begin

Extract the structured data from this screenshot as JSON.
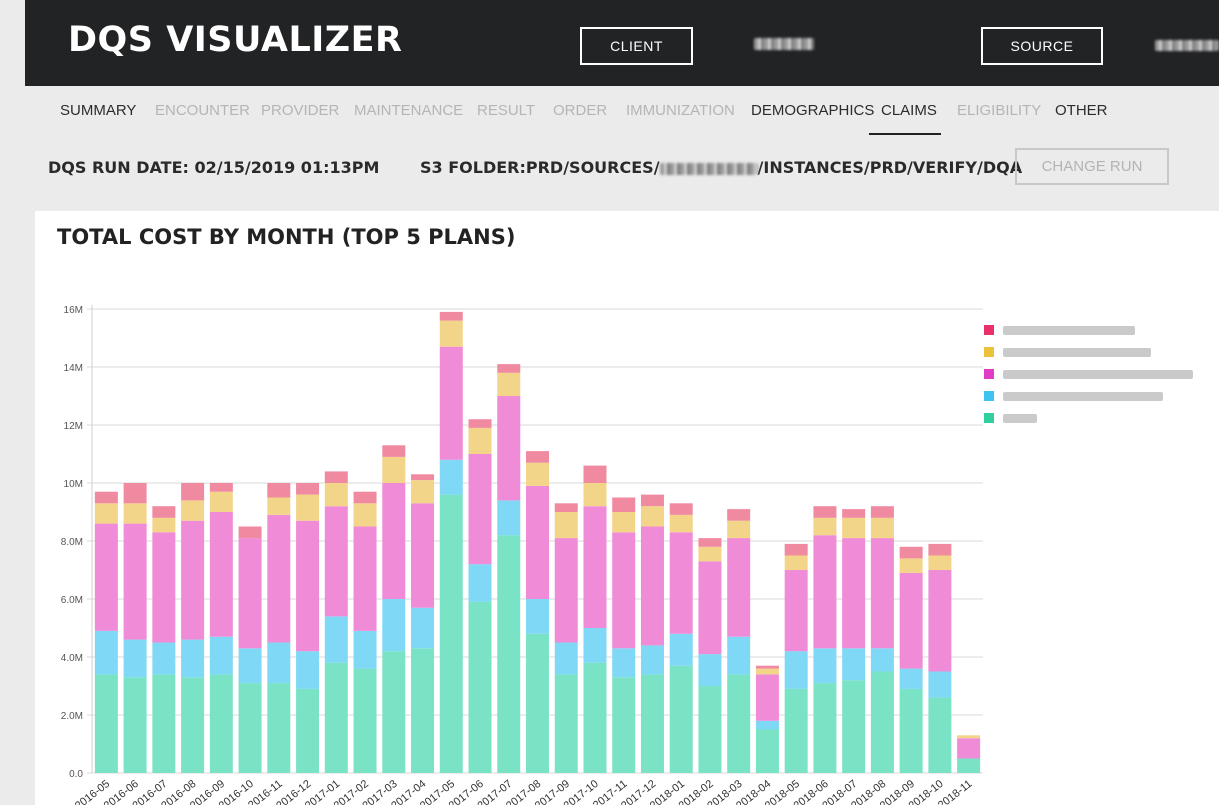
{
  "header": {
    "app_title": "DQS VISUALIZER",
    "client_button": "CLIENT",
    "source_button": "SOURCE"
  },
  "tabs": [
    {
      "label": "SUMMARY",
      "enabled": true
    },
    {
      "label": "ENCOUNTER",
      "enabled": false
    },
    {
      "label": "PROVIDER",
      "enabled": false
    },
    {
      "label": "MAINTENANCE",
      "enabled": false
    },
    {
      "label": "RESULT",
      "enabled": false
    },
    {
      "label": "ORDER",
      "enabled": false
    },
    {
      "label": "IMMUNIZATION",
      "enabled": false
    },
    {
      "label": "DEMOGRAPHICS",
      "enabled": true
    },
    {
      "label": "CLAIMS",
      "enabled": true,
      "active": true
    },
    {
      "label": "ELIGIBILITY",
      "enabled": false
    },
    {
      "label": "OTHER",
      "enabled": true
    }
  ],
  "run": {
    "run_date": "DQS RUN DATE: 02/15/2019 01:13PM",
    "folder_prefix": "S3 FOLDER:PRD/SOURCES/",
    "folder_suffix": "/INSTANCES/PRD/VERIFY/DQA",
    "change_run_button": "CHANGE RUN"
  },
  "colors": {
    "header_bg": "#222325",
    "series_1": "#f08aa1",
    "series_2": "#f3d58a",
    "series_3": "#f08bd8",
    "series_4": "#7fd8f5",
    "series_5": "#7ae3c6",
    "legend_1": "#e8316a",
    "legend_2": "#eac33a",
    "legend_3": "#e23cc4",
    "legend_4": "#3fc4ef",
    "legend_5": "#2fcfa0"
  },
  "chart_data": {
    "type": "bar",
    "stacked": true,
    "title": "TOTAL COST BY MONTH (TOP 5 PLANS)",
    "ylim": [
      0,
      16000000
    ],
    "yticks": [
      "0.0",
      "2.0M",
      "4.0M",
      "6.0M",
      "8.0M",
      "10M",
      "12M",
      "14M",
      "16M"
    ],
    "grid": true,
    "legend_position": "right",
    "categories": [
      "2016-05",
      "2016-06",
      "2016-07",
      "2016-08",
      "2016-09",
      "2016-10",
      "2016-11",
      "2016-12",
      "2017-01",
      "2017-02",
      "2017-03",
      "2017-04",
      "2017-05",
      "2017-06",
      "2017-07",
      "2017-08",
      "2017-09",
      "2017-10",
      "2017-11",
      "2017-12",
      "2018-01",
      "2018-02",
      "2018-03",
      "2018-04",
      "2018-05",
      "2018-06",
      "2018-07",
      "2018-08",
      "2018-09",
      "2018-10",
      "2018-11"
    ],
    "series": [
      {
        "values": [
          3.4,
          3.3,
          3.4,
          3.3,
          3.4,
          3.1,
          3.1,
          2.9,
          3.8,
          3.6,
          4.2,
          4.3,
          9.6,
          5.9,
          8.2,
          4.8,
          3.4,
          3.8,
          3.3,
          3.4,
          3.7,
          3.0,
          3.4,
          1.5,
          2.9,
          3.1,
          3.2,
          3.5,
          2.9,
          2.6,
          0.5
        ]
      },
      {
        "values": [
          1.5,
          1.3,
          1.1,
          1.3,
          1.3,
          1.2,
          1.4,
          1.3,
          1.6,
          1.3,
          1.8,
          1.4,
          1.2,
          1.3,
          1.2,
          1.2,
          1.1,
          1.2,
          1.0,
          1.0,
          1.1,
          1.1,
          1.3,
          0.3,
          1.3,
          1.2,
          1.1,
          0.8,
          0.7,
          0.9,
          0.0
        ]
      },
      {
        "values": [
          3.7,
          4.0,
          3.8,
          4.1,
          4.3,
          3.8,
          4.4,
          4.5,
          3.8,
          3.6,
          4.0,
          3.6,
          3.9,
          3.8,
          3.6,
          3.9,
          3.6,
          4.2,
          4.0,
          4.1,
          3.5,
          3.2,
          3.4,
          1.6,
          2.8,
          3.9,
          3.8,
          3.8,
          3.3,
          3.5,
          0.7
        ]
      },
      {
        "values": [
          0.7,
          0.7,
          0.5,
          0.7,
          0.7,
          0.0,
          0.6,
          0.9,
          0.8,
          0.8,
          0.9,
          0.8,
          0.9,
          0.9,
          0.8,
          0.8,
          0.9,
          0.8,
          0.7,
          0.7,
          0.6,
          0.5,
          0.6,
          0.2,
          0.5,
          0.6,
          0.7,
          0.7,
          0.5,
          0.5,
          0.1
        ]
      },
      {
        "values": [
          0.4,
          0.7,
          0.4,
          0.6,
          0.3,
          0.4,
          0.5,
          0.4,
          0.4,
          0.4,
          0.4,
          0.2,
          0.3,
          0.3,
          0.3,
          0.4,
          0.3,
          0.6,
          0.5,
          0.4,
          0.4,
          0.3,
          0.4,
          0.1,
          0.4,
          0.4,
          0.3,
          0.4,
          0.4,
          0.4,
          0.0
        ]
      }
    ]
  }
}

end

**Problem to solve:** Go back to the records above and write them out exactly, without the pictures.

**Result for this task:**
Extract the structured data from this screenshot as JSON.
{
  "header": {
    "app_title": "DQS VISUALIZER",
    "client_button": "CLIENT",
    "source_button": "SOURCE"
  },
  "tabs": [
    {
      "label": "SUMMARY",
      "enabled": true
    },
    {
      "label": "ENCOUNTER",
      "enabled": false
    },
    {
      "label": "PROVIDER",
      "enabled": false
    },
    {
      "label": "MAINTENANCE",
      "enabled": false
    },
    {
      "label": "RESULT",
      "enabled": false
    },
    {
      "label": "ORDER",
      "enabled": false
    },
    {
      "label": "IMMUNIZATION",
      "enabled": false
    },
    {
      "label": "DEMOGRAPHICS",
      "enabled": true
    },
    {
      "label": "CLAIMS",
      "enabled": true,
      "active": true
    },
    {
      "label": "ELIGIBILITY",
      "enabled": false
    },
    {
      "label": "OTHER",
      "enabled": true
    }
  ],
  "run": {
    "run_date": "DQS RUN DATE: 02/15/2019 01:13PM",
    "folder_prefix": "S3 FOLDER:PRD/SOURCES/",
    "folder_suffix": "/INSTANCES/PRD/VERIFY/DQA",
    "change_run_button": "CHANGE RUN"
  },
  "colors": {
    "header_bg": "#222325",
    "series_1": "#f08aa1",
    "series_2": "#f3d58a",
    "series_3": "#f08bd8",
    "series_4": "#7fd8f5",
    "series_5": "#7ae3c6",
    "legend_1": "#e8316a",
    "legend_2": "#eac33a",
    "legend_3": "#e23cc4",
    "legend_4": "#3fc4ef",
    "legend_5": "#2fcfa0"
  },
  "chart_data": {
    "type": "bar",
    "stacked": true,
    "title": "TOTAL COST BY MONTH (TOP 5 PLANS)",
    "ylim": [
      0,
      16000000
    ],
    "yticks": [
      "0.0",
      "2.0M",
      "4.0M",
      "6.0M",
      "8.0M",
      "10M",
      "12M",
      "14M",
      "16M"
    ],
    "grid": true,
    "legend_position": "right",
    "categories": [
      "2016-05",
      "2016-06",
      "2016-07",
      "2016-08",
      "2016-09",
      "2016-10",
      "2016-11",
      "2016-12",
      "2017-01",
      "2017-02",
      "2017-03",
      "2017-04",
      "2017-05",
      "2017-06",
      "2017-07",
      "2017-08",
      "2017-09",
      "2017-10",
      "2017-11",
      "2017-12",
      "2018-01",
      "2018-02",
      "2018-03",
      "2018-04",
      "2018-05",
      "2018-06",
      "2018-07",
      "2018-08",
      "2018-09",
      "2018-10",
      "2018-11"
    ],
    "series": [
      {
        "values": [
          3.4,
          3.3,
          3.4,
          3.3,
          3.4,
          3.1,
          3.1,
          2.9,
          3.8,
          3.6,
          4.2,
          4.3,
          9.6,
          5.9,
          8.2,
          4.8,
          3.4,
          3.8,
          3.3,
          3.4,
          3.7,
          3.0,
          3.4,
          1.5,
          2.9,
          3.1,
          3.2,
          3.5,
          2.9,
          2.6,
          0.5
        ]
      },
      {
        "values": [
          1.5,
          1.3,
          1.1,
          1.3,
          1.3,
          1.2,
          1.4,
          1.3,
          1.6,
          1.3,
          1.8,
          1.4,
          1.2,
          1.3,
          1.2,
          1.2,
          1.1,
          1.2,
          1.0,
          1.0,
          1.1,
          1.1,
          1.3,
          0.3,
          1.3,
          1.2,
          1.1,
          0.8,
          0.7,
          0.9,
          0.0
        ]
      },
      {
        "values": [
          3.7,
          4.0,
          3.8,
          4.1,
          4.3,
          3.8,
          4.4,
          4.5,
          3.8,
          3.6,
          4.0,
          3.6,
          3.9,
          3.8,
          3.6,
          3.9,
          3.6,
          4.2,
          4.0,
          4.1,
          3.5,
          3.2,
          3.4,
          1.6,
          2.8,
          3.9,
          3.8,
          3.8,
          3.3,
          3.5,
          0.7
        ]
      },
      {
        "values": [
          0.7,
          0.7,
          0.5,
          0.7,
          0.7,
          0.0,
          0.6,
          0.9,
          0.8,
          0.8,
          0.9,
          0.8,
          0.9,
          0.9,
          0.8,
          0.8,
          0.9,
          0.8,
          0.7,
          0.7,
          0.6,
          0.5,
          0.6,
          0.2,
          0.5,
          0.6,
          0.7,
          0.7,
          0.5,
          0.5,
          0.1
        ]
      },
      {
        "values": [
          0.4,
          0.7,
          0.4,
          0.6,
          0.3,
          0.4,
          0.5,
          0.4,
          0.4,
          0.4,
          0.4,
          0.2,
          0.3,
          0.3,
          0.3,
          0.4,
          0.3,
          0.6,
          0.5,
          0.4,
          0.4,
          0.3,
          0.4,
          0.1,
          0.4,
          0.4,
          0.3,
          0.4,
          0.4,
          0.4,
          0.0
        ]
      }
    ]
  }
}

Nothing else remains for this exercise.